Data records:
——

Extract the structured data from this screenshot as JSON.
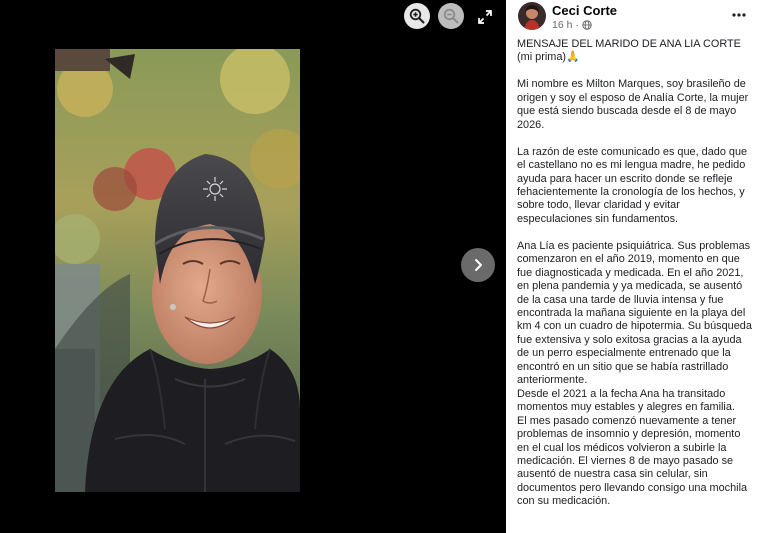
{
  "viewer": {
    "zoom_in_icon": "magnifier-plus",
    "zoom_out_icon": "magnifier-minus",
    "expand_icon": "expand-arrows",
    "next_icon": "chevron-right"
  },
  "post": {
    "author": "Ceci Corte",
    "time": "16 h",
    "separator": "·",
    "paragraphs": [
      "MENSAJE DEL MARIDO DE ANA LIA CORTE (mi prima)🙏",
      "Mi nombre es Milton Marques, soy brasileño de origen y soy el esposo de Analía Corte, la mujer que está siendo buscada desde el 8 de mayo 2026.",
      "La razón de este comunicado es que, dado que el castellano no es mi lengua madre, he pedido ayuda para hacer un escrito donde se refleje fehacientemente la cronología de los hechos, y sobre todo, llevar claridad y evitar especulaciones sin fundamentos.",
      "Ana Lía es paciente psiquiátrica. Sus problemas comenzaron en el año 2019, momento en que fue diagnosticada y medicada. En el año 2021, en plena pandemia y ya medicada, se ausentó de la casa una tarde de lluvia intensa y fue encontrada la mañana siguiente en la playa del km 4 con un cuadro de hipotermia. Su búsqueda fue extensiva y solo exitosa gracias a la ayuda de un perro especialmente entrenado que la encontró en un sitio que se había rastrillado anteriormente.",
      "Desde el 2021 a la fecha Ana ha transitado momentos muy estables y alegres en familia.",
      "El mes pasado comenzó nuevamente a tener problemas de insomnio y depresión, momento en el cual los médicos volvieron a subirle la medicación. El viernes 8 de mayo pasado se ausentó de nuestra casa sin celular, sin documentos pero llevando consigo una mochila con su medicación."
    ]
  }
}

——

> _GOAL_
With the pictures left out, transcribe the material exactly.

> _RESULT OF THE EXERCISE_
Extract the structured data from this screenshot as JSON.
{
  "viewer": {
    "zoom_in_icon": "magnifier-plus",
    "zoom_out_icon": "magnifier-minus",
    "expand_icon": "expand-arrows",
    "next_icon": "chevron-right"
  },
  "post": {
    "author": "Ceci Corte",
    "time": "16 h",
    "separator": "·",
    "paragraphs": [
      "MENSAJE DEL MARIDO DE ANA LIA CORTE (mi prima)🙏",
      "Mi nombre es Milton Marques, soy brasileño de origen y soy el esposo de Analía Corte, la mujer que está siendo buscada desde el 8 de mayo 2026.",
      "La razón de este comunicado es que, dado que el castellano no es mi lengua madre, he pedido ayuda para hacer un escrito donde se refleje fehacientemente la cronología de los hechos, y sobre todo, llevar claridad y evitar especulaciones sin fundamentos.",
      "Ana Lía es paciente psiquiátrica. Sus problemas comenzaron en el año 2019, momento en que fue diagnosticada y medicada. En el año 2021, en plena pandemia y ya medicada, se ausentó de la casa una tarde de lluvia intensa y fue encontrada la mañana siguiente en la playa del km 4 con un cuadro de hipotermia. Su búsqueda fue extensiva y solo exitosa gracias a la ayuda de un perro especialmente entrenado que la encontró en un sitio que se había rastrillado anteriormente.",
      "Desde el 2021 a la fecha Ana ha transitado momentos muy estables y alegres en familia.",
      "El mes pasado comenzó nuevamente a tener problemas de insomnio y depresión, momento en el cual los médicos volvieron a subirle la medicación. El viernes 8 de mayo pasado se ausentó de nuestra casa sin celular, sin documentos pero llevando consigo una mochila con su medicación."
    ]
  }
}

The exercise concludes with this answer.